The problem — Each record below must be returned exactly as shown.

Exercise inputs —
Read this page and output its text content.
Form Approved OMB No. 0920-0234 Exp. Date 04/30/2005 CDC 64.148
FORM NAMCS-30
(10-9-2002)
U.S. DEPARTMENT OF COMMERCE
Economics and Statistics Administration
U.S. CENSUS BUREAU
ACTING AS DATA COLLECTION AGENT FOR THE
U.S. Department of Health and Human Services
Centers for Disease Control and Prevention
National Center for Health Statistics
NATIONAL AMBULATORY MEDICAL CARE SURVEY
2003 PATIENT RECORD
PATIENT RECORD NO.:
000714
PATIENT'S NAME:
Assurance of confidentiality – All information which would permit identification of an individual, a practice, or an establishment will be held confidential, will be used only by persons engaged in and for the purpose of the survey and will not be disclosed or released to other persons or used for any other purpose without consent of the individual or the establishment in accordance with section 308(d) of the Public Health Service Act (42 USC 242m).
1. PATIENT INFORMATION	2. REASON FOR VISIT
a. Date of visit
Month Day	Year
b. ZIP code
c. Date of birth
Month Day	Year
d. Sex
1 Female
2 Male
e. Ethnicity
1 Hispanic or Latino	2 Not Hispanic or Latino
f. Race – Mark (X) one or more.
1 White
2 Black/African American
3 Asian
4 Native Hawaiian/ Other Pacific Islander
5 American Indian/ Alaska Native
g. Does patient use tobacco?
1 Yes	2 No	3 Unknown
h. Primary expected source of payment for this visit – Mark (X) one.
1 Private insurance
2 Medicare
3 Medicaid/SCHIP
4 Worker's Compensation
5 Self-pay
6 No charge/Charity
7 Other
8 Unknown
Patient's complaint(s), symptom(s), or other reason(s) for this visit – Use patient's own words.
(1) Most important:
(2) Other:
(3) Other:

Result of this exercise —
Read this page and output its text content.
Form Approved OMB No. 0920-0234 Exp. Date 04/30/2005 CDC 64.148
FORM NAMCS-30
(10-9-2002)
U.S. DEPARTMENT OF COMMERCE
Economics and Statistics Administration
U.S. CENSUS BUREAU
ACTING AS DATA COLLECTION AGENT FOR THE
U.S. Department of Health and Human Services
Centers for Disease Control and Prevention
National Center for Health Statistics
NATIONAL AMBULATORY MEDICAL CARE SURVEY
2003 PATIENT RECORD
PATIENT RECORD NO.:
000714
PATIENT'S NAME:
Assurance of confidentiality – All information which would permit identification of an individual, a practice, or an establishment will be held confidential, will be used only by persons engaged in and for the purpose of the survey and will not be disclosed or released to other persons or used for any other purpose without consent of the individual or the establishment in accordance with section 308(d) of the Public Health Service Act (42 USC 242m).
1. PATIENT INFORMATION	2. REASON FOR VISIT
a. Date of visit
Month Day	Year
b. ZIP code
c. Date of birth
Month Day	Year
d. Sex
1 Female
2 Male
e. Ethnicity
1 Hispanic or Latino	2 Not Hispanic or Latino
f. Race – Mark (X) one or more.
1 White
2 Black/African American
3 Asian
4 Native Hawaiian/ Other Pacific Islander
5 American Indian/ Alaska Native
g. Does patient use tobacco?
1 Yes	2 No	3 Unknown
h. Primary expected source of payment for this visit – Mark (X) one.
1 Private insurance
2 Medicare
3 Medicaid/SCHIP
4 Worker's Compensation
5 Self-pay
6 No charge/Charity
7 Other
8 Unknown
Patient's complaint(s), symptom(s), or other reason(s) for this visit – Use patient's own words.
(1) Most important:
(2) Other:
(3) Other:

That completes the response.